*How to complete this task*.
In the records that follow, count the lines where the string "color" appears, and give the count with nothing added.

=== Begin Enclosure ===

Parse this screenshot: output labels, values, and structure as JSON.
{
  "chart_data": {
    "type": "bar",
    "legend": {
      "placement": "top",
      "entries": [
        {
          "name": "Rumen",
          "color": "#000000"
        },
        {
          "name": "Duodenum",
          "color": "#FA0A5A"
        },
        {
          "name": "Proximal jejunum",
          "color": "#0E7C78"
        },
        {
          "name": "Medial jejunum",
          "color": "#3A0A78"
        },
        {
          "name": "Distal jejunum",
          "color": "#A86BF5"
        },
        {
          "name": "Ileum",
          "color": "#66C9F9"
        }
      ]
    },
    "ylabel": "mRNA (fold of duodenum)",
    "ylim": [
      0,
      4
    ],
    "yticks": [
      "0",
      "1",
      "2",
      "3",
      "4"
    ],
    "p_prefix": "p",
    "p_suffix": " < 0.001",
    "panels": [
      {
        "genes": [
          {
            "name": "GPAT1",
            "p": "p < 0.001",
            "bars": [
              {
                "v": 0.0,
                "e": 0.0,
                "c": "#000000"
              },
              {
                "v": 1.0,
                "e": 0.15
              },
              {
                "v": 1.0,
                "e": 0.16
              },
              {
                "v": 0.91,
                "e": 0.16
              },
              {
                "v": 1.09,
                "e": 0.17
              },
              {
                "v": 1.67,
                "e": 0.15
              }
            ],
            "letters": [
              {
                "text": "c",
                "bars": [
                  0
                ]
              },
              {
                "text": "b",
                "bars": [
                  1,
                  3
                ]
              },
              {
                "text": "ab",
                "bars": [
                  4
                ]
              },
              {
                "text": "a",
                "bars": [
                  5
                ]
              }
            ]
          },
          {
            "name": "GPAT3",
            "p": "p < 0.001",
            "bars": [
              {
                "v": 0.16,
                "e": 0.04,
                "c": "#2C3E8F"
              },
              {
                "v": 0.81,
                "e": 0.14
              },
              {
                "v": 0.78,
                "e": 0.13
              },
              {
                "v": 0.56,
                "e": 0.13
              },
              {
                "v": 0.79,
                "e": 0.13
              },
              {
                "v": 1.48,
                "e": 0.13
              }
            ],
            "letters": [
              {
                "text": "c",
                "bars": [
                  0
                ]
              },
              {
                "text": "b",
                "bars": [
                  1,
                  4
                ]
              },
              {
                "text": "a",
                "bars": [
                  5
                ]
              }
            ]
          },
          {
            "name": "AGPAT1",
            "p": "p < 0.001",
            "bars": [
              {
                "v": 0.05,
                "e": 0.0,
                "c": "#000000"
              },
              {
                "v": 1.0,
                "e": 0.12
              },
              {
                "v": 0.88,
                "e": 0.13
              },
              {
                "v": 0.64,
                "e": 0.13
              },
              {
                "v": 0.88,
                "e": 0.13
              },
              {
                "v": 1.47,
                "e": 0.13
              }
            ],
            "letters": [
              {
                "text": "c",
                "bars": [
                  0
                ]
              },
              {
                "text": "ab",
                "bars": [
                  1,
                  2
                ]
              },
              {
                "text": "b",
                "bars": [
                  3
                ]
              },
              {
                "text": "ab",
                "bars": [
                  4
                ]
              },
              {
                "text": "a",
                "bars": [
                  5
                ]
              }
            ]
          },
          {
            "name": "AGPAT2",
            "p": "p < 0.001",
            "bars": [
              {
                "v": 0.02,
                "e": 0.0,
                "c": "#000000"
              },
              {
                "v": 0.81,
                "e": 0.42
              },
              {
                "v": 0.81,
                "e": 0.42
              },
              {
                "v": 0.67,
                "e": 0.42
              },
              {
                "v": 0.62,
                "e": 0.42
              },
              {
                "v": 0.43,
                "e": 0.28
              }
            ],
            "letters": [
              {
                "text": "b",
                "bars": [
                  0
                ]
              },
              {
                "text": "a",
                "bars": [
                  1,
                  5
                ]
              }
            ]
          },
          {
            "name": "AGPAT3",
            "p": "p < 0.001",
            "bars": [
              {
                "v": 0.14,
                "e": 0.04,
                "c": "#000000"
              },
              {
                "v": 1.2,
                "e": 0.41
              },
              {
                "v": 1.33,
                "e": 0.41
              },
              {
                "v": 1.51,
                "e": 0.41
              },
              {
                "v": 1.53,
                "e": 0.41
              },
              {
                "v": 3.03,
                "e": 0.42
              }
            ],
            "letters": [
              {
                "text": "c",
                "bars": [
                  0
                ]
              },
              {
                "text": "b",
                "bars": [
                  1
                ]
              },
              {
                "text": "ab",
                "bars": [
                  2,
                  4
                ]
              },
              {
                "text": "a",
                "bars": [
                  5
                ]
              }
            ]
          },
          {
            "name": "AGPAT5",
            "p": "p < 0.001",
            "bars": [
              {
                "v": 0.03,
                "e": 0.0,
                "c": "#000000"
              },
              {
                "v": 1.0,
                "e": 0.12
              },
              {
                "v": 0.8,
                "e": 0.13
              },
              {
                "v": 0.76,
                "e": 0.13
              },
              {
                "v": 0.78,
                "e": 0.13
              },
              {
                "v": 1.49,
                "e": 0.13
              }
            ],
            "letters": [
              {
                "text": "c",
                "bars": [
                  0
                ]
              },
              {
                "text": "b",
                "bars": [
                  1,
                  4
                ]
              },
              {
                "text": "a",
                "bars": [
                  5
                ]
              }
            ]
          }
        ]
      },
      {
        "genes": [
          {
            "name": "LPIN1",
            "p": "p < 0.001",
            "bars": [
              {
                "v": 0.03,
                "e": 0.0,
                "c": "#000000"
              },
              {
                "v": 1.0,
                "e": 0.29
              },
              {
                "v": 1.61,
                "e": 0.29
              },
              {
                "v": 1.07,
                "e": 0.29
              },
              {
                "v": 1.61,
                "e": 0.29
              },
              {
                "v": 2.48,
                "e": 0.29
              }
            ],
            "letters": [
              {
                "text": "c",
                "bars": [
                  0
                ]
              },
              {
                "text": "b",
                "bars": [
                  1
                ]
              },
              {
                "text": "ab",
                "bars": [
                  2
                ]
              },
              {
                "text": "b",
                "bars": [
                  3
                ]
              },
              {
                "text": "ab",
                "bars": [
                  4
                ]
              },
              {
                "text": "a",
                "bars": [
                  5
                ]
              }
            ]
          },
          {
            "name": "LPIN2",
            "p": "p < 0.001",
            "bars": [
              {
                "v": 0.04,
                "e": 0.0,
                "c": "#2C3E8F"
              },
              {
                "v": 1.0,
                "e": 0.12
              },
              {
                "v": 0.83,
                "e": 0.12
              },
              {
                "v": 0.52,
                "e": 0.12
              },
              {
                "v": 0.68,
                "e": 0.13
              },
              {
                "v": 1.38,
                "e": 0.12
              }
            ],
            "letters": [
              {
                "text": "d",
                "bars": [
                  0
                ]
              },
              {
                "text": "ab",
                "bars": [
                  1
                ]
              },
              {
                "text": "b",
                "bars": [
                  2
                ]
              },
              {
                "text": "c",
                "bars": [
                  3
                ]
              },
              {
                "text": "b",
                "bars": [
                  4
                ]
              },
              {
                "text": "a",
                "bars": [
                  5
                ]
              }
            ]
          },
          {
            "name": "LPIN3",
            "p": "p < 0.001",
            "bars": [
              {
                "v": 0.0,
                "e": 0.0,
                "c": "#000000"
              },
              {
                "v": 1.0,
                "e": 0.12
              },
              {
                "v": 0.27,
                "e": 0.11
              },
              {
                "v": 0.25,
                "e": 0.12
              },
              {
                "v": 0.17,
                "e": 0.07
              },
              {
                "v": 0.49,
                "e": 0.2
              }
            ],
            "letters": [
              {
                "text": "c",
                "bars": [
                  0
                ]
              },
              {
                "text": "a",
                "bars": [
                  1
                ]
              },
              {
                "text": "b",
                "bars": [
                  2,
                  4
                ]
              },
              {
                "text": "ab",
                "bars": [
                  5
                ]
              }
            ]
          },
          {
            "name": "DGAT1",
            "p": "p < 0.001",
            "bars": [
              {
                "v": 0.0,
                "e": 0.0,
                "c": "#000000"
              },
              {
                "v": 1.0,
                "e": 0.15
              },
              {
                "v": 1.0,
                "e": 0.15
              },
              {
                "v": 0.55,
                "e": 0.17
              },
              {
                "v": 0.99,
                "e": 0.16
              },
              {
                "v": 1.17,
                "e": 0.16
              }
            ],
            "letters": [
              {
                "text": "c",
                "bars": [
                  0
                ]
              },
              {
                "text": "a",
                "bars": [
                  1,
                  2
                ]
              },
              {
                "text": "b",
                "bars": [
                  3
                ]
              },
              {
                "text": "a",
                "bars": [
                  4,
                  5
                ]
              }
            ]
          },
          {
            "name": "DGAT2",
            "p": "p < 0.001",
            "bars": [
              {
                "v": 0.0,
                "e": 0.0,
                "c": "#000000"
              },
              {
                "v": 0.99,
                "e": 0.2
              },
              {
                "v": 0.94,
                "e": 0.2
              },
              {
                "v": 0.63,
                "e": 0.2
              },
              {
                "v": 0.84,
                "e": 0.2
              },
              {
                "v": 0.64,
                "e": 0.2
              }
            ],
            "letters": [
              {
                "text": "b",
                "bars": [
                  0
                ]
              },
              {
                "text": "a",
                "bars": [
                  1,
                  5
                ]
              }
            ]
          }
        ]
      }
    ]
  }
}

=== End Enclosure ===

*Response area*.
6